Work to be completed. Review the lines that follow and copy each one that contains the word "aldrig".

========

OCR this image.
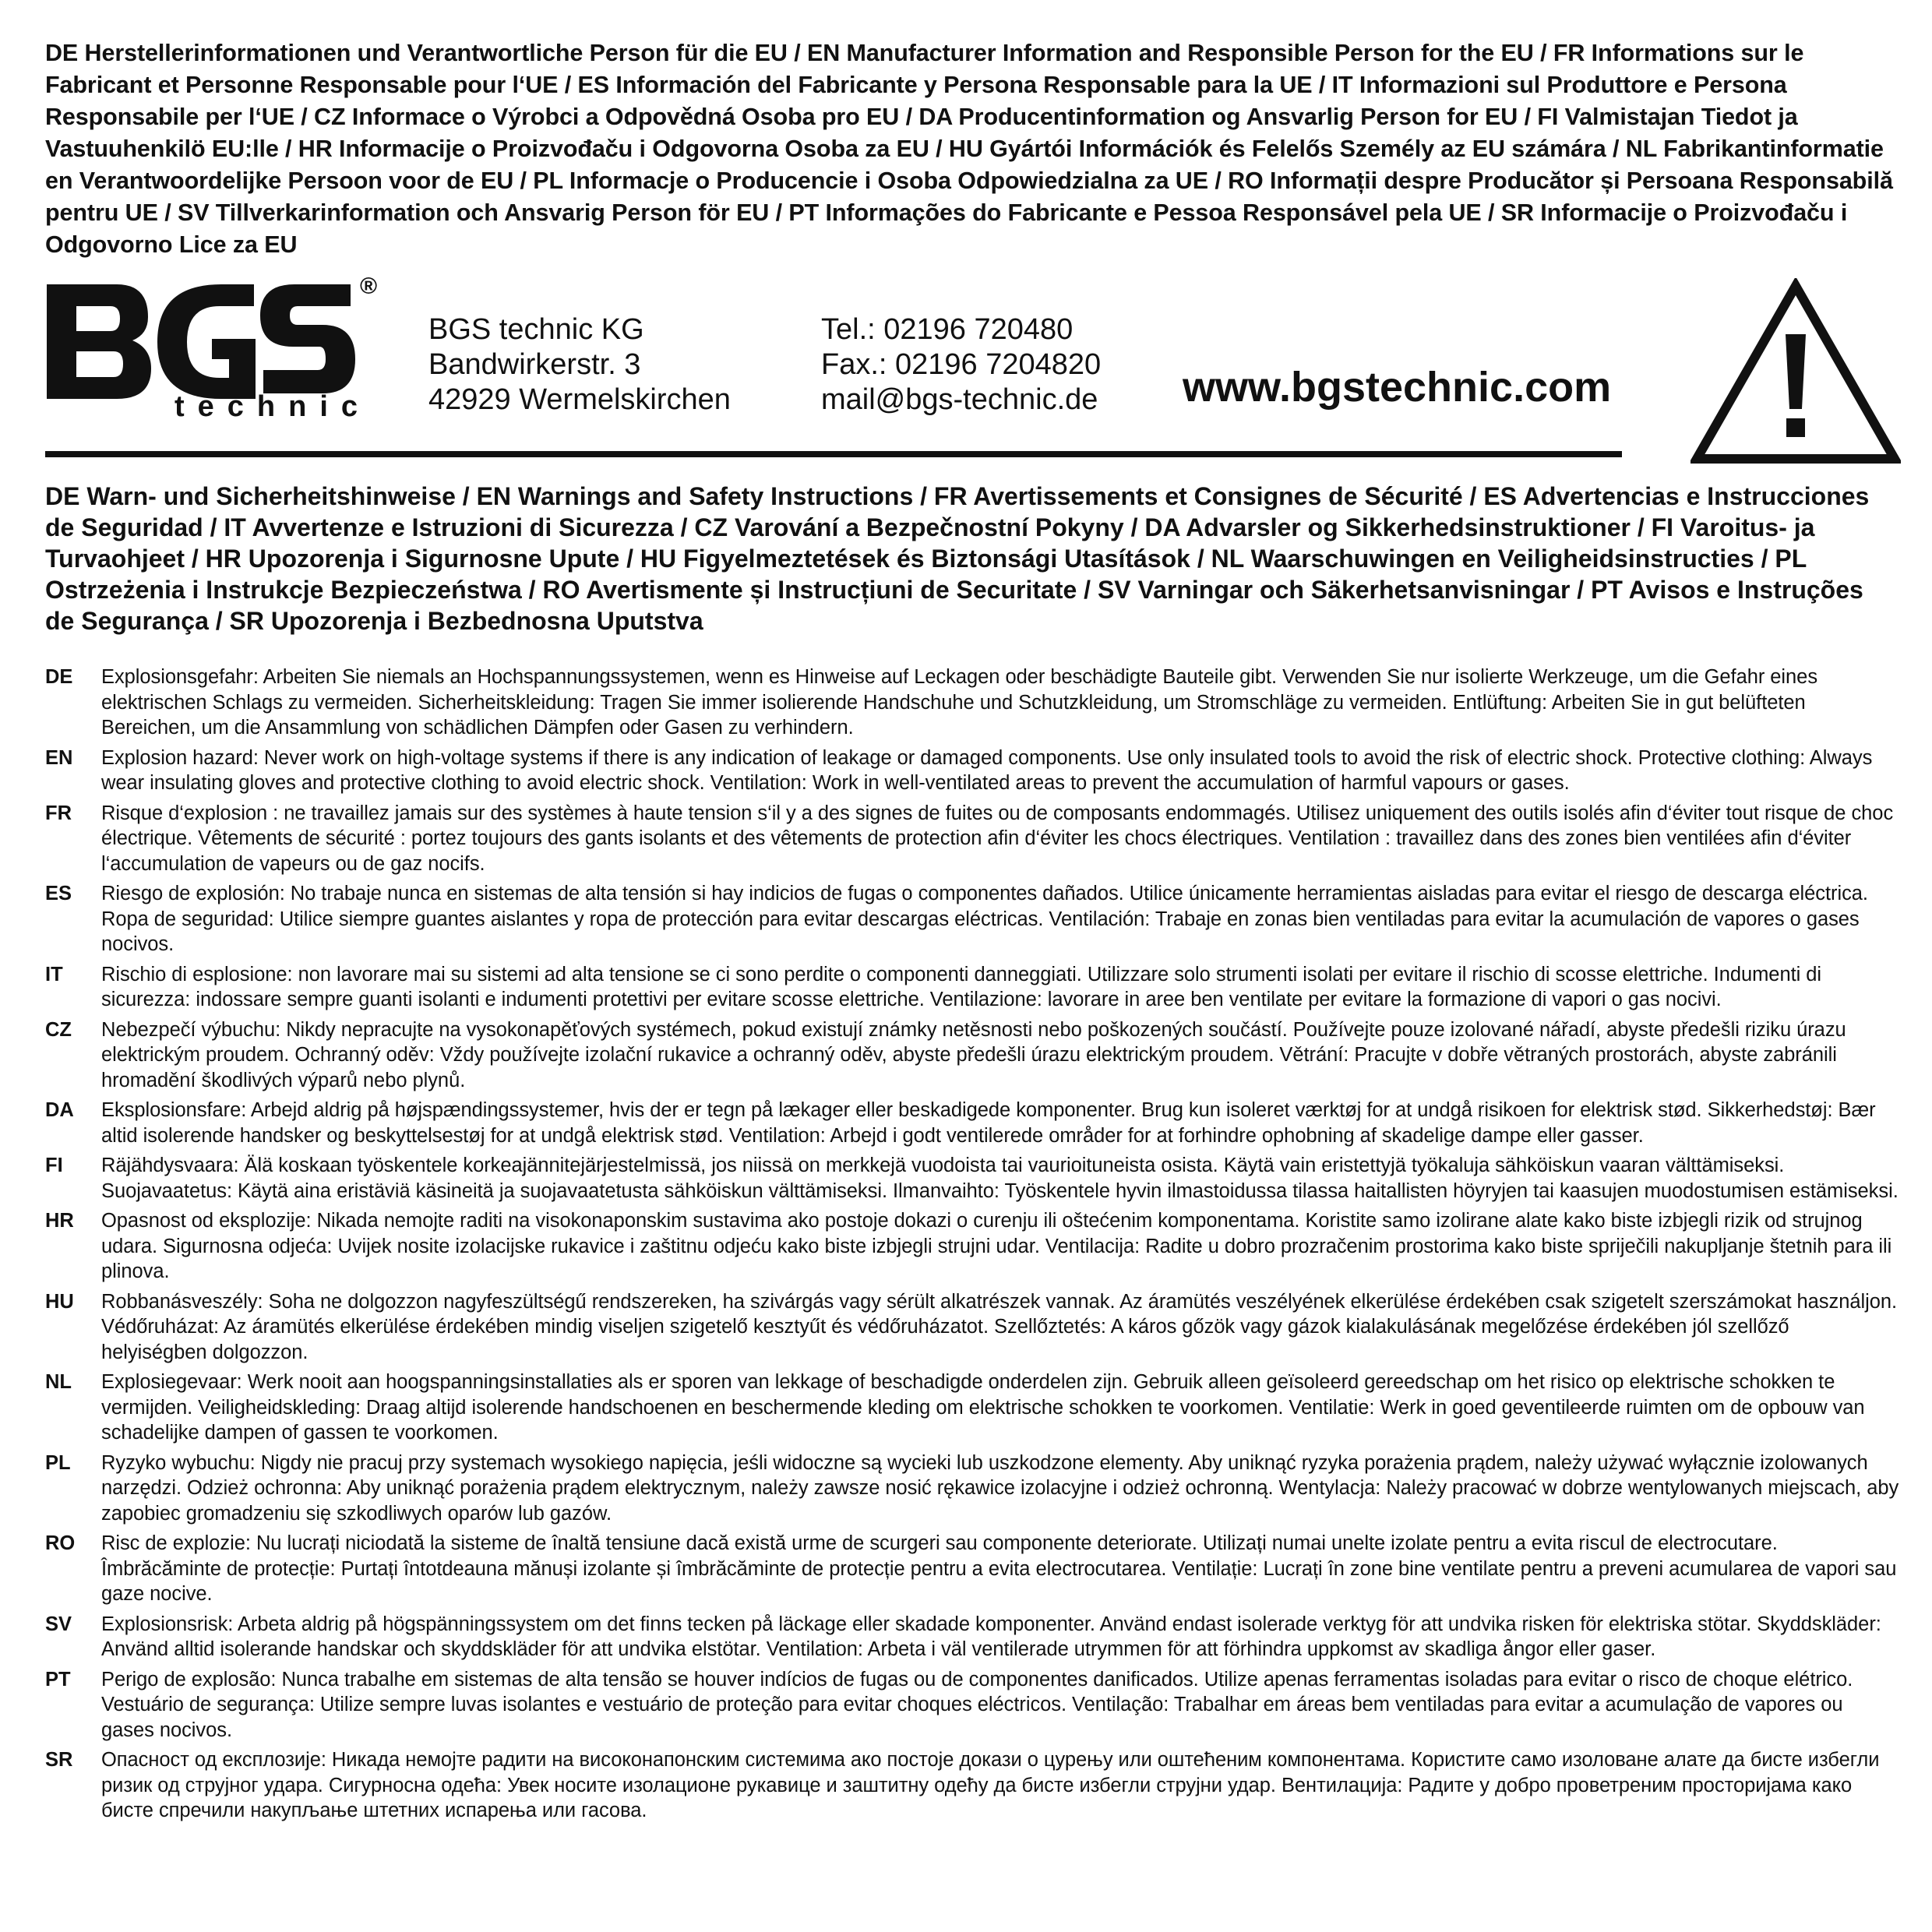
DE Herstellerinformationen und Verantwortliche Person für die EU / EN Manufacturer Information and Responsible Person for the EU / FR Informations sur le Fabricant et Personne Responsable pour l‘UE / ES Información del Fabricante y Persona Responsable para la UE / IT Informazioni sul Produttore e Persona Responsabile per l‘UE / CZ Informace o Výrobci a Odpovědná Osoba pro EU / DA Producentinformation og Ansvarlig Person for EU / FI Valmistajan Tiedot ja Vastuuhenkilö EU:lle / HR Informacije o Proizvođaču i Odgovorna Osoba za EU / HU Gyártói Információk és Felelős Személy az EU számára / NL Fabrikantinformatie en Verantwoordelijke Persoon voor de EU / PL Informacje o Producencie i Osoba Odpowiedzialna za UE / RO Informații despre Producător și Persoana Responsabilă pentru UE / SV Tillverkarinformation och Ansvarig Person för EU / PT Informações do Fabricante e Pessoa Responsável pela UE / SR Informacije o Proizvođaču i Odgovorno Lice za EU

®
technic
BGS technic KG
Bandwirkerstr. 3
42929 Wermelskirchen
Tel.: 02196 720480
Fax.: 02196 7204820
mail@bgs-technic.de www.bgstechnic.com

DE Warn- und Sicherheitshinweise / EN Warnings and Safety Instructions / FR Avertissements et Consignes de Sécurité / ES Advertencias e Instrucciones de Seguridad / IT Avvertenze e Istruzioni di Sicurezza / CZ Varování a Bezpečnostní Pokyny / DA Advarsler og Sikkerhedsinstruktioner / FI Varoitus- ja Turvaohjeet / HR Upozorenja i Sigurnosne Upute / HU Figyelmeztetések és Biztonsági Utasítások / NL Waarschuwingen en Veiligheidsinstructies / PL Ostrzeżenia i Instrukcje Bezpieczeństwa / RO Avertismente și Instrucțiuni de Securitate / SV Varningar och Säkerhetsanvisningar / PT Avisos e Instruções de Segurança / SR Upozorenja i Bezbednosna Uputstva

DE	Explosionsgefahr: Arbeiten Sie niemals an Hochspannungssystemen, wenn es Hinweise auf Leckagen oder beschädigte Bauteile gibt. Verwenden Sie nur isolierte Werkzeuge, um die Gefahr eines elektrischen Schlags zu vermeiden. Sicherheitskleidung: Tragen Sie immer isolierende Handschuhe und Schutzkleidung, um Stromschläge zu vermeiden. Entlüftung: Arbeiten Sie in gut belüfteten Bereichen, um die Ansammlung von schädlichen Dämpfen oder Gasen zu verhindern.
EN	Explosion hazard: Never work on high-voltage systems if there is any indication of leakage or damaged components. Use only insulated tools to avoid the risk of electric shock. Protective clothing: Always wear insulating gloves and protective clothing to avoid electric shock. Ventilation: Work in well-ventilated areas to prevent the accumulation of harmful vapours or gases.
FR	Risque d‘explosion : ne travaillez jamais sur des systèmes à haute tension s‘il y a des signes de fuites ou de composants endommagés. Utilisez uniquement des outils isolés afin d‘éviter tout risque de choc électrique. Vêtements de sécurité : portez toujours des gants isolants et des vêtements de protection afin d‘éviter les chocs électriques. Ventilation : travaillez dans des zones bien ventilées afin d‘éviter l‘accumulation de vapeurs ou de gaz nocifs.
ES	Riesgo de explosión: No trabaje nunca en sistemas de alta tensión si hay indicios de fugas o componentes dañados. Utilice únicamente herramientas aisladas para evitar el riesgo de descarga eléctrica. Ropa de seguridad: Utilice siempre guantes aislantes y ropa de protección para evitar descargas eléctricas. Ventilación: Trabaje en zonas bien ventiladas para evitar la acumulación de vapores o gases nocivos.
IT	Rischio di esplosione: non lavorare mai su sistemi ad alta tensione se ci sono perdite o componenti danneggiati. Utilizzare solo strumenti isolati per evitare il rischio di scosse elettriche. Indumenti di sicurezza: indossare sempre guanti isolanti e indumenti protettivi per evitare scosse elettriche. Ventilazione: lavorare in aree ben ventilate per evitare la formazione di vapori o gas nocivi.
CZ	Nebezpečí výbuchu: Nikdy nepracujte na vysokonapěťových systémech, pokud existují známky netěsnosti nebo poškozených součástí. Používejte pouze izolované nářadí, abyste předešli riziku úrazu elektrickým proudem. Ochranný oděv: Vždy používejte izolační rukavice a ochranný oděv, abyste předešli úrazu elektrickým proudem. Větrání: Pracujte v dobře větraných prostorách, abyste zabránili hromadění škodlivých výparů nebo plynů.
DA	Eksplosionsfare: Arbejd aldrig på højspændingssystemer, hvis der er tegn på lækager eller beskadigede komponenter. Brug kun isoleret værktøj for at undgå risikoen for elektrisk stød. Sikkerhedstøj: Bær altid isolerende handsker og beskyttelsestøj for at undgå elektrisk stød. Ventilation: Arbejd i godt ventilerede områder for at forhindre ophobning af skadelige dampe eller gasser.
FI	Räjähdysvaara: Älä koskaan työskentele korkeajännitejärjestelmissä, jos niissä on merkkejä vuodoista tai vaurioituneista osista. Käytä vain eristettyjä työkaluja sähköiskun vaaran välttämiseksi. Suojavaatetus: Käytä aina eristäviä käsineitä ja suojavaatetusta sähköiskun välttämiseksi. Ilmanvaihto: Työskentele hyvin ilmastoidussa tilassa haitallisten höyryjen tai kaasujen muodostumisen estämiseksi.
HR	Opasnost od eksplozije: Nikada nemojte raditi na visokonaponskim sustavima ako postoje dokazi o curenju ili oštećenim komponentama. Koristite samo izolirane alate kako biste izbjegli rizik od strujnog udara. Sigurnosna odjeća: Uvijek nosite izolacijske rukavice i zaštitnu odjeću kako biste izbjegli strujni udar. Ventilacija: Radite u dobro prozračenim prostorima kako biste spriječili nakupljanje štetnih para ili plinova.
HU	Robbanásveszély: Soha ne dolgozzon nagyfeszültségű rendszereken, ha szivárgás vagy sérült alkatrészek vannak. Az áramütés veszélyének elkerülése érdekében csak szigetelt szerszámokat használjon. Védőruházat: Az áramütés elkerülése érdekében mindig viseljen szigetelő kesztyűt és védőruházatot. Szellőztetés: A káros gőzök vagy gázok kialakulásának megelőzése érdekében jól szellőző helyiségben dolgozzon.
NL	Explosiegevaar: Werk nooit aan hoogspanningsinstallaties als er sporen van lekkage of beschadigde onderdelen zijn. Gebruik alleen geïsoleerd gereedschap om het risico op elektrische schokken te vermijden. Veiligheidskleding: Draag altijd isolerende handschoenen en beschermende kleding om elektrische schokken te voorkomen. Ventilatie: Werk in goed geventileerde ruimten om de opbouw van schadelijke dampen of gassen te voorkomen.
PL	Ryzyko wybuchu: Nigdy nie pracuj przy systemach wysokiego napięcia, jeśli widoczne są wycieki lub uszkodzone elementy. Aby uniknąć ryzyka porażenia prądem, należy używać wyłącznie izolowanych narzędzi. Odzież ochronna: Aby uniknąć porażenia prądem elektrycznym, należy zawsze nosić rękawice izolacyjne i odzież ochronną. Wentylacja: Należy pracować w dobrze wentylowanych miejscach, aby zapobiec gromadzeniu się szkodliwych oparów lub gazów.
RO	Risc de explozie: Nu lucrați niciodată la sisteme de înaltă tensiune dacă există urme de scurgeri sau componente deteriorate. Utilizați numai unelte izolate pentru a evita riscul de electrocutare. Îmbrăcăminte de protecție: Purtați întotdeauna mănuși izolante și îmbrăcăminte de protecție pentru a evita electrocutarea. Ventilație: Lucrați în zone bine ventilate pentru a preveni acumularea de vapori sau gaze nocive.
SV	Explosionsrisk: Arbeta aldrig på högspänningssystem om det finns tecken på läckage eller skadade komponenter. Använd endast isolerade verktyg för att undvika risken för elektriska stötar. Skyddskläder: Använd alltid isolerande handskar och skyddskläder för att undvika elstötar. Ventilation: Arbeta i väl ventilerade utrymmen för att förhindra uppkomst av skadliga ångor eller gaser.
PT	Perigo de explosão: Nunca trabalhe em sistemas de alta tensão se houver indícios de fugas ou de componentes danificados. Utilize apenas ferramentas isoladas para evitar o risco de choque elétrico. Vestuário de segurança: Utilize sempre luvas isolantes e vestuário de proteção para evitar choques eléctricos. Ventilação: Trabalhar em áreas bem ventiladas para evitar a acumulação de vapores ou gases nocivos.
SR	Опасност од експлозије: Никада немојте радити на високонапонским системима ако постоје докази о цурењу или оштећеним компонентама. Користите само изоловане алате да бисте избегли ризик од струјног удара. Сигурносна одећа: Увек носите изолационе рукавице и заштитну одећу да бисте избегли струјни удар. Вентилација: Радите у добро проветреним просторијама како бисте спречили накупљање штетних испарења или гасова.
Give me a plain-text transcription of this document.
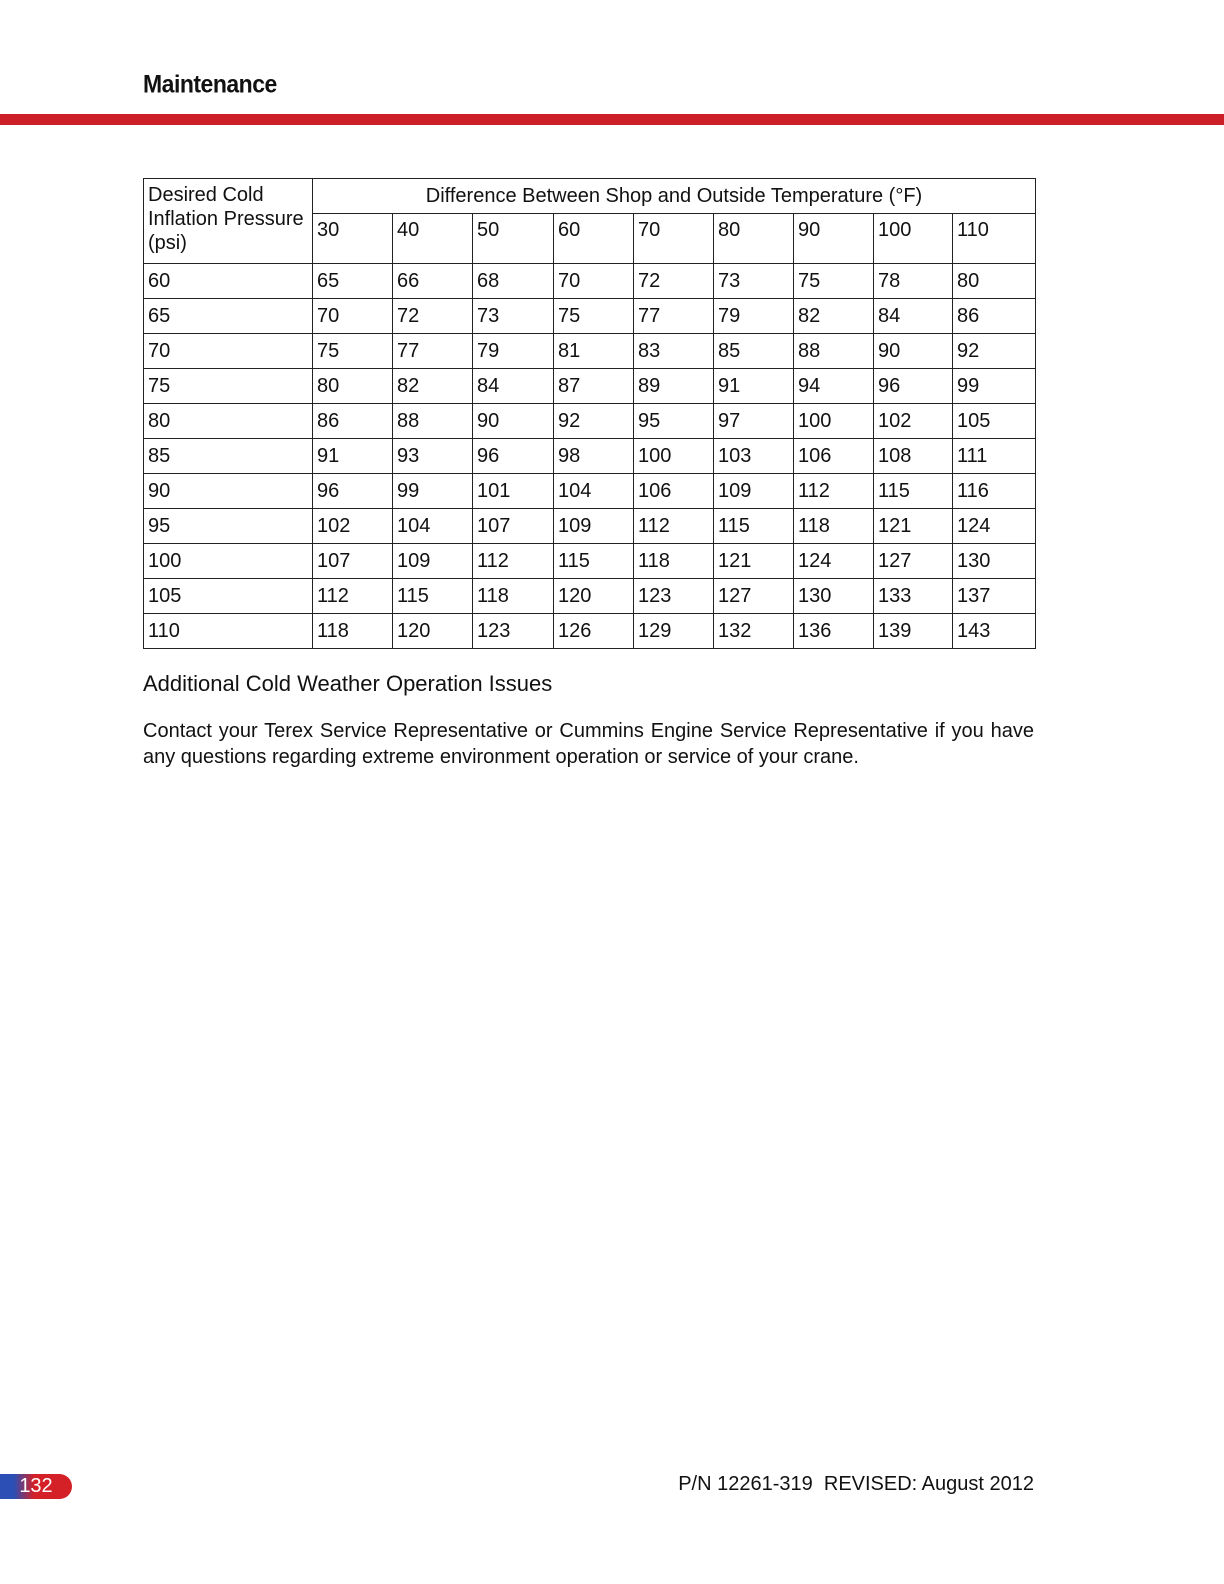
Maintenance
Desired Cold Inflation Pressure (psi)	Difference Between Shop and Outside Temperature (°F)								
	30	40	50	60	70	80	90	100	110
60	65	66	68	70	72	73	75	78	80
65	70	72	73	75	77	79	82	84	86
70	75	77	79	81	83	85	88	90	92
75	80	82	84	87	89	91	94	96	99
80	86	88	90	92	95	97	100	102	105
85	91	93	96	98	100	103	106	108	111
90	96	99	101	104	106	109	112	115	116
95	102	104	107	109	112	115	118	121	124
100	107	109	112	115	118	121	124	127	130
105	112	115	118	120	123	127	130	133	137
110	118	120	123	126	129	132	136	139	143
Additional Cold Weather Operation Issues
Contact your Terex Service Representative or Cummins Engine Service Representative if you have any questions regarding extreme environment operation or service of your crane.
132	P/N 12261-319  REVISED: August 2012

========

Task answer.
DA	Eksplosionsfare: Arbejd aldrig på højspændingssystemer, hvis der er tegn på lækager eller beskadigede komponenter. Brug kun isoleret værktøj for at undgå risikoen for elektrisk stød. Sikkerhedstøj: Bær altid isolerende handsker og beskyttelsestøj for at undgå elektrisk stød. Ventilation: Arbejd i godt ventilerede områder for at forhindre ophobning af skadelige dampe eller gasser.
SV	Explosionsrisk: Arbeta aldrig på högspänningssystem om det finns tecken på läckage eller skadade komponenter. Använd endast isolerade verktyg för att undvika risken för elektriska stötar. Skyddskläder: Använd alltid isolerande handskar och skyddskläder för att undvika elstötar. Ventilation: Arbeta i väl ventilerade utrymmen för att förhindra uppkomst av skadliga ångor eller gaser.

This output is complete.